WHAT YOU NEED TO DO: Give, as a bare number, the count of lines that contain the word "icon".

==*==

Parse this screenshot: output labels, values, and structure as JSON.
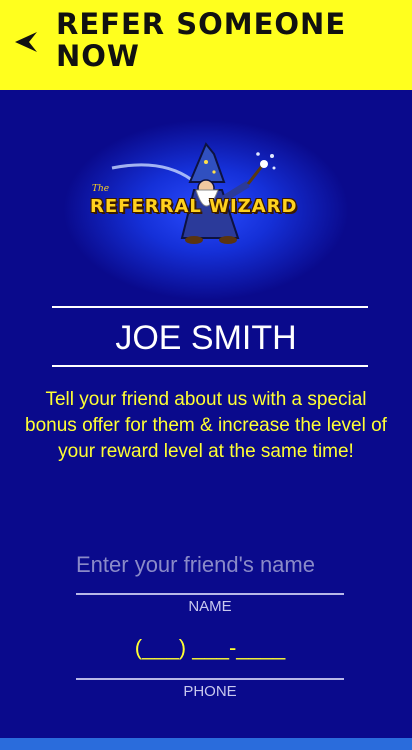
{
  "header": {
    "title": "REFER SOMEONE NOW",
    "back_icon": "back-arrow-icon",
    "background_color": "#ffff1e"
  },
  "logo": {
    "the_text": "The",
    "brand_text": "REFERRAL WIZARD",
    "icon": "wizard-icon"
  },
  "user": {
    "name": "JOE SMITH"
  },
  "description": "Tell your friend about us with a special bonus offer for them & increase the level of your reward level at the same time!",
  "form": {
    "name_placeholder": "Enter your friend's name",
    "name_label": "NAME",
    "phone_placeholder": "(___) ___-____",
    "phone_label": "PHONE"
  },
  "colors": {
    "background": "#0a0a8c",
    "accent_yellow": "#ffff33",
    "bottom_strip": "#2a6cdc"
  }
}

==*==

RESULT: 2